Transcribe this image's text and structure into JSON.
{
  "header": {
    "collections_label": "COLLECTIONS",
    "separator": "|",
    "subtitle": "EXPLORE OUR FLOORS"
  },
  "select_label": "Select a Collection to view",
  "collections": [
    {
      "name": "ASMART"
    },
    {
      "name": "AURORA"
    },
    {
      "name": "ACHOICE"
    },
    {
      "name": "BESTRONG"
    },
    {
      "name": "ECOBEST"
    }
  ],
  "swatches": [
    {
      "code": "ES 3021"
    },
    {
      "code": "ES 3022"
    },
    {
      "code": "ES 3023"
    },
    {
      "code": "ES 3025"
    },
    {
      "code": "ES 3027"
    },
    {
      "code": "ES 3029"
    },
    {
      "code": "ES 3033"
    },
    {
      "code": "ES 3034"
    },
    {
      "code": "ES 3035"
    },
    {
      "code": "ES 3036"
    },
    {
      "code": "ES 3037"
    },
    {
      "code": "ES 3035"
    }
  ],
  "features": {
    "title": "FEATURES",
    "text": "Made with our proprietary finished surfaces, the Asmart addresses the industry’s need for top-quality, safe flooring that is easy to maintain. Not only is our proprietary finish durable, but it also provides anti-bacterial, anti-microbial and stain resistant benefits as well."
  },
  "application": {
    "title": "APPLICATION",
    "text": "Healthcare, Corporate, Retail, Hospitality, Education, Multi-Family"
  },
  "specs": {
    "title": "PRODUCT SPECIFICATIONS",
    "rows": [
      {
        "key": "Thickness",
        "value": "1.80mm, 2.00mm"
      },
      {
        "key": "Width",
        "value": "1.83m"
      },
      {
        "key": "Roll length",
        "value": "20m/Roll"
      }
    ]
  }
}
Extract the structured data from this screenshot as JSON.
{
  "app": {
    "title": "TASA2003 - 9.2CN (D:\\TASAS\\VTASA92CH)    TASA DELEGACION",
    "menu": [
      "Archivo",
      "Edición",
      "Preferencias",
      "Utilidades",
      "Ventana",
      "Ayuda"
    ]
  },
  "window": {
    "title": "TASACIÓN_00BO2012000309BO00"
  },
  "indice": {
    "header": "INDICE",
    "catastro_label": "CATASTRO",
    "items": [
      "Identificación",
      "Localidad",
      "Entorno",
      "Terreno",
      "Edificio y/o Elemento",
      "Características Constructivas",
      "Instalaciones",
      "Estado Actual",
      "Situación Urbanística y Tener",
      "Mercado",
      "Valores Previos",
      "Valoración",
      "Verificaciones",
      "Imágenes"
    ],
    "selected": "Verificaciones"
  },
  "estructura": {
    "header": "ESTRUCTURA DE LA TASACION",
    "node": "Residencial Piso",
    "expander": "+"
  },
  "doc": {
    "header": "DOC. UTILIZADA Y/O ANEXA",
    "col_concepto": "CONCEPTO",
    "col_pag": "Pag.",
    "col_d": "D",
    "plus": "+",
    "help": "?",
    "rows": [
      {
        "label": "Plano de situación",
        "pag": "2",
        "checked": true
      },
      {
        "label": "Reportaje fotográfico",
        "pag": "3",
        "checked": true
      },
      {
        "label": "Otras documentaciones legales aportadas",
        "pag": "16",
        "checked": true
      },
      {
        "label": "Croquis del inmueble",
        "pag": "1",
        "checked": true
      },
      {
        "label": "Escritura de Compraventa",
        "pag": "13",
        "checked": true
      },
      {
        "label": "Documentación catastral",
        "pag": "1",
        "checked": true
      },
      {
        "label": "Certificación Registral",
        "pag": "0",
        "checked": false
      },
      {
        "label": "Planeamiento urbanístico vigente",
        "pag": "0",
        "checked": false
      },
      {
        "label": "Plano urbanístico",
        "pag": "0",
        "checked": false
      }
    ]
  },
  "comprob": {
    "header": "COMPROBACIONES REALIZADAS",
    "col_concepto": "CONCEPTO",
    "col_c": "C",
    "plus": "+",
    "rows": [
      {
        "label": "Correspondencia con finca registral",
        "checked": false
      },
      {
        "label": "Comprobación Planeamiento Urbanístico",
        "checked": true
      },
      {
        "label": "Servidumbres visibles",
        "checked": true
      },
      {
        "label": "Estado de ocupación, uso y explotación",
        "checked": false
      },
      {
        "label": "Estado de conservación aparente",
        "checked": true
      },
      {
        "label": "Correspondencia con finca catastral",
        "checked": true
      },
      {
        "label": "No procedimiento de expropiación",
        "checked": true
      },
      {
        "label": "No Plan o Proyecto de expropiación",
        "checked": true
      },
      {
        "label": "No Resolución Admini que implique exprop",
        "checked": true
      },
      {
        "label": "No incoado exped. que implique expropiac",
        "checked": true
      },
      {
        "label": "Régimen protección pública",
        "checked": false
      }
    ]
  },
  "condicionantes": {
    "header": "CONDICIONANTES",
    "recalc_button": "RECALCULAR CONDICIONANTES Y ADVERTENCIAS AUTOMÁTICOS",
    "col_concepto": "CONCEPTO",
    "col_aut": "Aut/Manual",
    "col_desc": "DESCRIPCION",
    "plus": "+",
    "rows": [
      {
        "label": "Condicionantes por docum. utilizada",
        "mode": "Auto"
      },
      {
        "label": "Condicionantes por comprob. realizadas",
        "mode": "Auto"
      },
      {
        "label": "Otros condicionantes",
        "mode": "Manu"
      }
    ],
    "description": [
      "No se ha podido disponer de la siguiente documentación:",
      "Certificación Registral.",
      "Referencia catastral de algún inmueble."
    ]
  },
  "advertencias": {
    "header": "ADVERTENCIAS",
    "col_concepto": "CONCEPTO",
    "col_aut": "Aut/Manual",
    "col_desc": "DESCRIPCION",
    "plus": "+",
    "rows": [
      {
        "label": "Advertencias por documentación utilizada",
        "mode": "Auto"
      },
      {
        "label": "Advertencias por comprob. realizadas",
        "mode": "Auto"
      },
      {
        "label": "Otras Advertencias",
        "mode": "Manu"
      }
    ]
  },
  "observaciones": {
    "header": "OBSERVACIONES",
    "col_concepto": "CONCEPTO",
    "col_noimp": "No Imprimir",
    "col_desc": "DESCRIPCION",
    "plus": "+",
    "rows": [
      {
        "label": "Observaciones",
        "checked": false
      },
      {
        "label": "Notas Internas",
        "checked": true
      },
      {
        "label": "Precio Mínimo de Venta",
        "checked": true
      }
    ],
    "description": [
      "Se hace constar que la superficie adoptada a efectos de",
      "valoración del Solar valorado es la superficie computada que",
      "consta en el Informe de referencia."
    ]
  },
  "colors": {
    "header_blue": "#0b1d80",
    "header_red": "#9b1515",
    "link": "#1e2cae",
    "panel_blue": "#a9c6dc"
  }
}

----

Try it.
From the entries above, extract each line containing "code".

Completed exercise.
      "code": "ES 3021"
      "code": "ES 3022"
      "code": "ES 3023"
      "code": "ES 3025"
      "code": "ES 3027"
      "code": "ES 3029"
      "code": "ES 3033"
      "code": "ES 3034"
      "code": "ES 3035"
      "code": "ES 3036"
      "code": "ES 3037"
      "code": "ES 3035"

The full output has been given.